Rewrite the records below as a JSON list of strings, with one string for each line and any blank lines omitted.

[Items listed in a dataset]
>>>
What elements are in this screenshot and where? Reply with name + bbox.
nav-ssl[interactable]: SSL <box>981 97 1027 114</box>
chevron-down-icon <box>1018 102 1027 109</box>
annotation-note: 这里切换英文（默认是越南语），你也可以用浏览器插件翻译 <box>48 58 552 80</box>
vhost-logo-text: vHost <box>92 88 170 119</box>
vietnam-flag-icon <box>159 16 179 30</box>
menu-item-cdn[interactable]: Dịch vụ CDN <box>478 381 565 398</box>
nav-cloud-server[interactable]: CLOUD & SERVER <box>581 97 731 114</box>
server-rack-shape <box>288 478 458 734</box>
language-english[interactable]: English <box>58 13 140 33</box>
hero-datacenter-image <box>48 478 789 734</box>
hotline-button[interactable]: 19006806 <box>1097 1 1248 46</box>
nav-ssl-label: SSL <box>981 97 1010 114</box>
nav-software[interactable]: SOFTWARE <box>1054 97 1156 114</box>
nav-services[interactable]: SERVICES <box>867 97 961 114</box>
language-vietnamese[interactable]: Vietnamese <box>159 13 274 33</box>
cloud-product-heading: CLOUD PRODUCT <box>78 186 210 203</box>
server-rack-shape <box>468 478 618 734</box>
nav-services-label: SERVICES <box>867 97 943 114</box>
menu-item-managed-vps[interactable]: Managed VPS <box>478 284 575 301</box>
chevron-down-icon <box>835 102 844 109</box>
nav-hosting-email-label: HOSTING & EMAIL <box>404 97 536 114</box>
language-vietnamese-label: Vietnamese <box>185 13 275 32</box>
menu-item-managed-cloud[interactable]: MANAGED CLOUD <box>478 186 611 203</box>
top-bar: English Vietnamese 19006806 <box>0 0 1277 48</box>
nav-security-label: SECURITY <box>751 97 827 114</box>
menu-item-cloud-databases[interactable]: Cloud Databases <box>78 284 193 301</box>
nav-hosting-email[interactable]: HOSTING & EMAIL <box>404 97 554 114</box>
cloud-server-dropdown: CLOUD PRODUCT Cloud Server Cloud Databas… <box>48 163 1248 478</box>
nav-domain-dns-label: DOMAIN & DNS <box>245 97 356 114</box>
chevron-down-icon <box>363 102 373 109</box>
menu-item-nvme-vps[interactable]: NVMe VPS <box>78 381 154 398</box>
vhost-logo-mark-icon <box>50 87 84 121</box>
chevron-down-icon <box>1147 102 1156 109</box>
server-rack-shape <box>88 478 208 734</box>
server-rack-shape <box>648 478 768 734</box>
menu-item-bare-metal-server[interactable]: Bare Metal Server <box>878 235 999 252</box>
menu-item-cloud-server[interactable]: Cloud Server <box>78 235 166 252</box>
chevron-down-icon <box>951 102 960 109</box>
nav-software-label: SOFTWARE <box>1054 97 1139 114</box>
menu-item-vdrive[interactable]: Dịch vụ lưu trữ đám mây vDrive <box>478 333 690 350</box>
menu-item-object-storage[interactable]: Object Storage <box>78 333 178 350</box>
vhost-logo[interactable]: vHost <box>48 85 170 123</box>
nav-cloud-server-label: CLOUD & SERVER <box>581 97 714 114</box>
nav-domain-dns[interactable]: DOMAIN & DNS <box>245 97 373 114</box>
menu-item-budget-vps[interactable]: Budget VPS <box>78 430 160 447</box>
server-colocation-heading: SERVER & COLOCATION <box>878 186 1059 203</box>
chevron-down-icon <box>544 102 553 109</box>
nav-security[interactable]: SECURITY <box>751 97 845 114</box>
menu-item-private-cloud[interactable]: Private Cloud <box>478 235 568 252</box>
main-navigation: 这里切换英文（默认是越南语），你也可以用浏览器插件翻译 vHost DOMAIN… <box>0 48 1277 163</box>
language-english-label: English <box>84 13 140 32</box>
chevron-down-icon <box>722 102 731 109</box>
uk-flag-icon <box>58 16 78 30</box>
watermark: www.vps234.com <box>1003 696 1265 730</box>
<<<
• _RESULT OF THIS TASK_:
[
  "What elements are in this screenshot and where? Reply with name + bbox.",
  "nav-ssl[interactable]: SSL <box>981 97 1027 114</box>",
  "chevron-down-icon <box>1018 102 1027 109</box>",
  "annotation-note: 这里切换英文（默认是越南语），你也可以用浏览器插件翻译 <box>48 58 552 80</box>",
  "vhost-logo-text: vHost <box>92 88 170 119</box>",
  "vietnam-flag-icon <box>159 16 179 30</box>",
  "menu-item-cdn[interactable]: Dịch vụ CDN <box>478 381 565 398</box>",
  "nav-cloud-server[interactable]: CLOUD & SERVER <box>581 97 731 114</box>",
  "server-rack-shape <box>288 478 458 734</box>",
  "language-english[interactable]: English <box>58 13 140 33</box>",
  "hero-datacenter-image <box>48 478 789 734</box>",
  "hotline-button[interactable]: 19006806 <box>1097 1 1248 46</box>",
  "nav-ssl-label: SSL <box>981 97 1010 114</box>",
  "nav-software[interactable]: SOFTWARE <box>1054 97 1156 114</box>",
  "nav-services[interactable]: SERVICES <box>867 97 961 114</box>",
  "language-vietnamese[interactable]: Vietnamese <box>159 13 274 33</box>",
  "cloud-product-heading: CLOUD PRODUCT <box>78 186 210 203</box>",
  "server-rack-shape <box>468 478 618 734</box>",
  "nav-services-label: SERVICES <box>867 97 943 114</box>",
  "menu-item-managed-vps[interactable]: Managed VPS <box>478 284 575 301</box>",
  "chevron-down-icon <box>835 102 844 109</box>",
  "nav-hosting-email-label: HOSTING & EMAIL <box>404 97 536 114</box>",
  "language-vietnamese-label: Vietnamese <box>185 13 275 32</box>",
  "menu-item-managed-cloud[interactable]: MANAGED CLOUD <box>478 186 611 203</box>",
  "top-bar: English Vietnamese 19006806 <box>0 0 1277 48</box>",
  "nav-security-label: SECURITY <box>751 97 827 114</box>",
  "menu-item-cloud-databases[interactable]: Cloud Databases <box>78 284 193 301</box>",
  "nav-hosting-email[interactable]: HOSTING & EMAIL <box>404 97 554 114</box>",
  "cloud-server-dropdown: CLOUD PRODUCT Cloud Server Cloud Databas… <box>48 163 1248 478</box>",
  "nav-domain-dns-label: DOMAIN & DNS <box>245 97 356 114</box>",
  "chevron-down-icon <box>363 102 373 109</box>",
  "menu-item-nvme-vps[interactable]: NVMe VPS <box>78 381 154 398</box>",
  "vhost-logo-mark-icon <box>50 87 84 121</box>",
  "chevron-down-icon <box>1147 102 1156 109</box>",
  "server-rack-shape <box>88 478 208 734</box>",
  "server-rack-shape <box>648 478 768 734</box>",
  "menu-item-bare-metal-server[interactable]: Bare Metal Server <box>878 235 999 252</box>",
  "menu-item-cloud-server[interactable]: Cloud Server <box>78 235 166 252</box>",
  "chevron-down-icon <box>951 102 960 109</box>",
  "nav-software-label: SOFTWARE <box>1054 97 1139 114</box>",
  "menu-item-vdrive[interactable]: Dịch vụ lưu trữ đám mây vDrive <box>478 333 690 350</box>",
  "menu-item-object-storage[interactable]: Object Storage <box>78 333 178 350</box>",
  "vhost-logo[interactable]: vHost <box>48 85 170 123</box>",
  "nav-cloud-server-label: CLOUD & SERVER <box>581 97 714 114</box>",
  "nav-domain-dns[interactable]: DOMAIN & DNS <box>245 97 373 114</box>",
  "menu-item-budget-vps[interactable]: Budget VPS <box>78 430 160 447</box>",
  "server-colocation-heading: SERVER & COLOCATION <box>878 186 1059 203</box>",
  "chevron-down-icon <box>544 102 553 109</box>",
  "nav-security[interactable]: SECURITY <box>751 97 845 114</box>",
  "menu-item-private-cloud[interactable]: Private Cloud <box>478 235 568 252</box>",
  "main-navigation: 这里切换英文（默认是越南语），你也可以用浏览器插件翻译 vHost DOMAIN… <box>0 48 1277 163</box>",
  "language-english-label: English <box>84 13 140 32</box>",
  "chevron-down-icon <box>722 102 731 109</box>",
  "uk-flag-icon <box>58 16 78 30</box>",
  "watermark: www.vps234.com <box>1003 696 1265 730</box>"
]